**Your instructions**
Write down each entry again, exactly as it reads.

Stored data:
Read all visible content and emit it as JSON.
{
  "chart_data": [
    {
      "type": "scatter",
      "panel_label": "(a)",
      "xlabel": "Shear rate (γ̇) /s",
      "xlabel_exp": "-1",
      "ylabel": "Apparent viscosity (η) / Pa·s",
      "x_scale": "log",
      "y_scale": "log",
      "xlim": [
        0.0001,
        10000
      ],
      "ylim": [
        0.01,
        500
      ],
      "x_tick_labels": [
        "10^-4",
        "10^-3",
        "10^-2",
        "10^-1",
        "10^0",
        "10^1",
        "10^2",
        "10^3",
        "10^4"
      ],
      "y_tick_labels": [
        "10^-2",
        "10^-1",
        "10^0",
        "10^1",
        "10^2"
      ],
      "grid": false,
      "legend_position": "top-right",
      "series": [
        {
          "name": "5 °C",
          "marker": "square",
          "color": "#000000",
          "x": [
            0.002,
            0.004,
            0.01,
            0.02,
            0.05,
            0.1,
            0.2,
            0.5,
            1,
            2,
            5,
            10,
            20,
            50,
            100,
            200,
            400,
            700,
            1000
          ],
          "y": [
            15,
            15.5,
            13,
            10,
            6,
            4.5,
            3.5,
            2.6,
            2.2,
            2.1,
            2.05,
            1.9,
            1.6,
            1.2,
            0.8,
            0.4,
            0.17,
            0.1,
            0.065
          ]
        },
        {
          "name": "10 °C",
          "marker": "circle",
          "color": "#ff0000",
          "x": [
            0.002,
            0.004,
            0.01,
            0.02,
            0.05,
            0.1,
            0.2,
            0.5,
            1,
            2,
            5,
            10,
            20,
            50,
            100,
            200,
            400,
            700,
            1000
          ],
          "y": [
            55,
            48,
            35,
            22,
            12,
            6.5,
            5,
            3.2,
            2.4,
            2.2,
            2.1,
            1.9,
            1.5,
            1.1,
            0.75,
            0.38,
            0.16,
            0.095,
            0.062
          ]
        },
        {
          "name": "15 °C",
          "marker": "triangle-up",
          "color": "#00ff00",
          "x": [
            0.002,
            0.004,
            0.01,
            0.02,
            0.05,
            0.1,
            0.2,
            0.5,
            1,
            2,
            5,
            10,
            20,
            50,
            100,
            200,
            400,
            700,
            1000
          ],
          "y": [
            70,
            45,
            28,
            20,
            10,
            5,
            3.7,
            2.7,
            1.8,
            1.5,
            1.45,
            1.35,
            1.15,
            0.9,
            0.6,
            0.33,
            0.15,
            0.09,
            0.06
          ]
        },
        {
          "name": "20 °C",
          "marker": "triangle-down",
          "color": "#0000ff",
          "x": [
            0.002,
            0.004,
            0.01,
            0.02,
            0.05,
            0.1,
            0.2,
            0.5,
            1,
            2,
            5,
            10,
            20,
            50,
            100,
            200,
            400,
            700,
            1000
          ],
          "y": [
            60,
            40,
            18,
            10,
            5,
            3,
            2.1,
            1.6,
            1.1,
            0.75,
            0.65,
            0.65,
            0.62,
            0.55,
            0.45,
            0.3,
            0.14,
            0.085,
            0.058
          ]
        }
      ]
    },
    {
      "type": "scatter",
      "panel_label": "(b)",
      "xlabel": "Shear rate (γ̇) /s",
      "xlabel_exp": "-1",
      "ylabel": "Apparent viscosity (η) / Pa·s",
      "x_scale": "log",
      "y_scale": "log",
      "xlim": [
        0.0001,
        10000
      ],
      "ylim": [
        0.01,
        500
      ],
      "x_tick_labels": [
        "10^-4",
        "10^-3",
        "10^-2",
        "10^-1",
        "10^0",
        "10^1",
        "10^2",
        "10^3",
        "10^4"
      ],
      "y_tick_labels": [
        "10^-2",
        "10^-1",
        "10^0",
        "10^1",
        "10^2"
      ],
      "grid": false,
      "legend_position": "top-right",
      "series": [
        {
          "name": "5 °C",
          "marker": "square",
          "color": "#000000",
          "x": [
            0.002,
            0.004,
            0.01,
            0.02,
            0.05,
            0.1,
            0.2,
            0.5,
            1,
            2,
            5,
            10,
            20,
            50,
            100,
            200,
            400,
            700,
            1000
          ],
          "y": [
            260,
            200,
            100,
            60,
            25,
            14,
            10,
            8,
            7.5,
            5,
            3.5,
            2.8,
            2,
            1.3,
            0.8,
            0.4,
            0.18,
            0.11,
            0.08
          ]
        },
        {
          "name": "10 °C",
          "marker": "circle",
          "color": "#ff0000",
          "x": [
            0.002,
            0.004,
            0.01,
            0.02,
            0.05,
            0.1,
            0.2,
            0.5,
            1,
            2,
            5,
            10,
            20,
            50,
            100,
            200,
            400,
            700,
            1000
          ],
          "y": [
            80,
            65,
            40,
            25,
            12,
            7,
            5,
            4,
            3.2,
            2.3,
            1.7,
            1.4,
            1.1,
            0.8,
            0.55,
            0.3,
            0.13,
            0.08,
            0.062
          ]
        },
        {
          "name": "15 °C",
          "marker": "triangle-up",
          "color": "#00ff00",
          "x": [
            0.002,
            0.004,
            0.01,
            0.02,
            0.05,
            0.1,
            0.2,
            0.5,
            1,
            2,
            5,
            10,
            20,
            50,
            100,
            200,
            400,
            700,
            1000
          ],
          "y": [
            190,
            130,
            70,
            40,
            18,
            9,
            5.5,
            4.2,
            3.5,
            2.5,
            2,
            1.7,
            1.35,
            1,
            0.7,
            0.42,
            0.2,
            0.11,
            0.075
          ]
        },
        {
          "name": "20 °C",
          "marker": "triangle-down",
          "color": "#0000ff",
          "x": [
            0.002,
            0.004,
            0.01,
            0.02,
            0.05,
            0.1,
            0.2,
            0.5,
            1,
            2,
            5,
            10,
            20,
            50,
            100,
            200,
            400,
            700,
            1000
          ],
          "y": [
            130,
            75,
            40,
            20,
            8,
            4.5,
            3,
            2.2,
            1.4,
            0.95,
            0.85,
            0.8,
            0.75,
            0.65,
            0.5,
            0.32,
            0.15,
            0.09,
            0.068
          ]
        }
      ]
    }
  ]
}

**Problem solution**
Read all visible content and emit it as JSON.
{
  "chart_data": [
    {
      "type": "scatter",
      "panel_label": "(a)",
      "xlabel": "Shear rate (γ̇) /s",
      "xlabel_exp": "-1",
      "ylabel": "Apparent viscosity (η) / Pa·s",
      "x_scale": "log",
      "y_scale": "log",
      "xlim": [
        0.0001,
        10000
      ],
      "ylim": [
        0.01,
        500
      ],
      "x_tick_labels": [
        "10^-4",
        "10^-3",
        "10^-2",
        "10^-1",
        "10^0",
        "10^1",
        "10^2",
        "10^3",
        "10^4"
      ],
      "y_tick_labels": [
        "10^-2",
        "10^-1",
        "10^0",
        "10^1",
        "10^2"
      ],
      "grid": false,
      "legend_position": "top-right",
      "series": [
        {
          "name": "5 °C",
          "marker": "square",
          "color": "#000000",
          "x": [
            0.002,
            0.004,
            0.01,
            0.02,
            0.05,
            0.1,
            0.2,
            0.5,
            1,
            2,
            5,
            10,
            20,
            50,
            100,
            200,
            400,
            700,
            1000
          ],
          "y": [
            15,
            15.5,
            13,
            10,
            6,
            4.5,
            3.5,
            2.6,
            2.2,
            2.1,
            2.05,
            1.9,
            1.6,
            1.2,
            0.8,
            0.4,
            0.17,
            0.1,
            0.065
          ]
        },
        {
          "name": "10 °C",
          "marker": "circle",
          "color": "#ff0000",
          "x": [
            0.002,
            0.004,
            0.01,
            0.02,
            0.05,
            0.1,
            0.2,
            0.5,
            1,
            2,
            5,
            10,
            20,
            50,
            100,
            200,
            400,
            700,
            1000
          ],
          "y": [
            55,
            48,
            35,
            22,
            12,
            6.5,
            5,
            3.2,
            2.4,
            2.2,
            2.1,
            1.9,
            1.5,
            1.1,
            0.75,
            0.38,
            0.16,
            0.095,
            0.062
          ]
        },
        {
          "name": "15 °C",
          "marker": "triangle-up",
          "color": "#00ff00",
          "x": [
            0.002,
            0.004,
            0.01,
            0.02,
            0.05,
            0.1,
            0.2,
            0.5,
            1,
            2,
            5,
            10,
            20,
            50,
            100,
            200,
            400,
            700,
            1000
          ],
          "y": [
            70,
            45,
            28,
            20,
            10,
            5,
            3.7,
            2.7,
            1.8,
            1.5,
            1.45,
            1.35,
            1.15,
            0.9,
            0.6,
            0.33,
            0.15,
            0.09,
            0.06
          ]
        },
        {
          "name": "20 °C",
          "marker": "triangle-down",
          "color": "#0000ff",
          "x": [
            0.002,
            0.004,
            0.01,
            0.02,
            0.05,
            0.1,
            0.2,
            0.5,
            1,
            2,
            5,
            10,
            20,
            50,
            100,
            200,
            400,
            700,
            1000
          ],
          "y": [
            60,
            40,
            18,
            10,
            5,
            3,
            2.1,
            1.6,
            1.1,
            0.75,
            0.65,
            0.65,
            0.62,
            0.55,
            0.45,
            0.3,
            0.14,
            0.085,
            0.058
          ]
        }
      ]
    },
    {
      "type": "scatter",
      "panel_label": "(b)",
      "xlabel": "Shear rate (γ̇) /s",
      "xlabel_exp": "-1",
      "ylabel": "Apparent viscosity (η) / Pa·s",
      "x_scale": "log",
      "y_scale": "log",
      "xlim": [
        0.0001,
        10000
      ],
      "ylim": [
        0.01,
        500
      ],
      "x_tick_labels": [
        "10^-4",
        "10^-3",
        "10^-2",
        "10^-1",
        "10^0",
        "10^1",
        "10^2",
        "10^3",
        "10^4"
      ],
      "y_tick_labels": [
        "10^-2",
        "10^-1",
        "10^0",
        "10^1",
        "10^2"
      ],
      "grid": false,
      "legend_position": "top-right",
      "series": [
        {
          "name": "5 °C",
          "marker": "square",
          "color": "#000000",
          "x": [
            0.002,
            0.004,
            0.01,
            0.02,
            0.05,
            0.1,
            0.2,
            0.5,
            1,
            2,
            5,
            10,
            20,
            50,
            100,
            200,
            400,
            700,
            1000
          ],
          "y": [
            260,
            200,
            100,
            60,
            25,
            14,
            10,
            8,
            7.5,
            5,
            3.5,
            2.8,
            2,
            1.3,
            0.8,
            0.4,
            0.18,
            0.11,
            0.08
          ]
        },
        {
          "name": "10 °C",
          "marker": "circle",
          "color": "#ff0000",
          "x": [
            0.002,
            0.004,
            0.01,
            0.02,
            0.05,
            0.1,
            0.2,
            0.5,
            1,
            2,
            5,
            10,
            20,
            50,
            100,
            200,
            400,
            700,
            1000
          ],
          "y": [
            80,
            65,
            40,
            25,
            12,
            7,
            5,
            4,
            3.2,
            2.3,
            1.7,
            1.4,
            1.1,
            0.8,
            0.55,
            0.3,
            0.13,
            0.08,
            0.062
          ]
        },
        {
          "name": "15 °C",
          "marker": "triangle-up",
          "color": "#00ff00",
          "x": [
            0.002,
            0.004,
            0.01,
            0.02,
            0.05,
            0.1,
            0.2,
            0.5,
            1,
            2,
            5,
            10,
            20,
            50,
            100,
            200,
            400,
            700,
            1000
          ],
          "y": [
            190,
            130,
            70,
            40,
            18,
            9,
            5.5,
            4.2,
            3.5,
            2.5,
            2,
            1.7,
            1.35,
            1,
            0.7,
            0.42,
            0.2,
            0.11,
            0.075
          ]
        },
        {
          "name": "20 °C",
          "marker": "triangle-down",
          "color": "#0000ff",
          "x": [
            0.002,
            0.004,
            0.01,
            0.02,
            0.05,
            0.1,
            0.2,
            0.5,
            1,
            2,
            5,
            10,
            20,
            50,
            100,
            200,
            400,
            700,
            1000
          ],
          "y": [
            130,
            75,
            40,
            20,
            8,
            4.5,
            3,
            2.2,
            1.4,
            0.95,
            0.85,
            0.8,
            0.75,
            0.65,
            0.5,
            0.32,
            0.15,
            0.09,
            0.068
          ]
        }
      ]
    }
  ]
}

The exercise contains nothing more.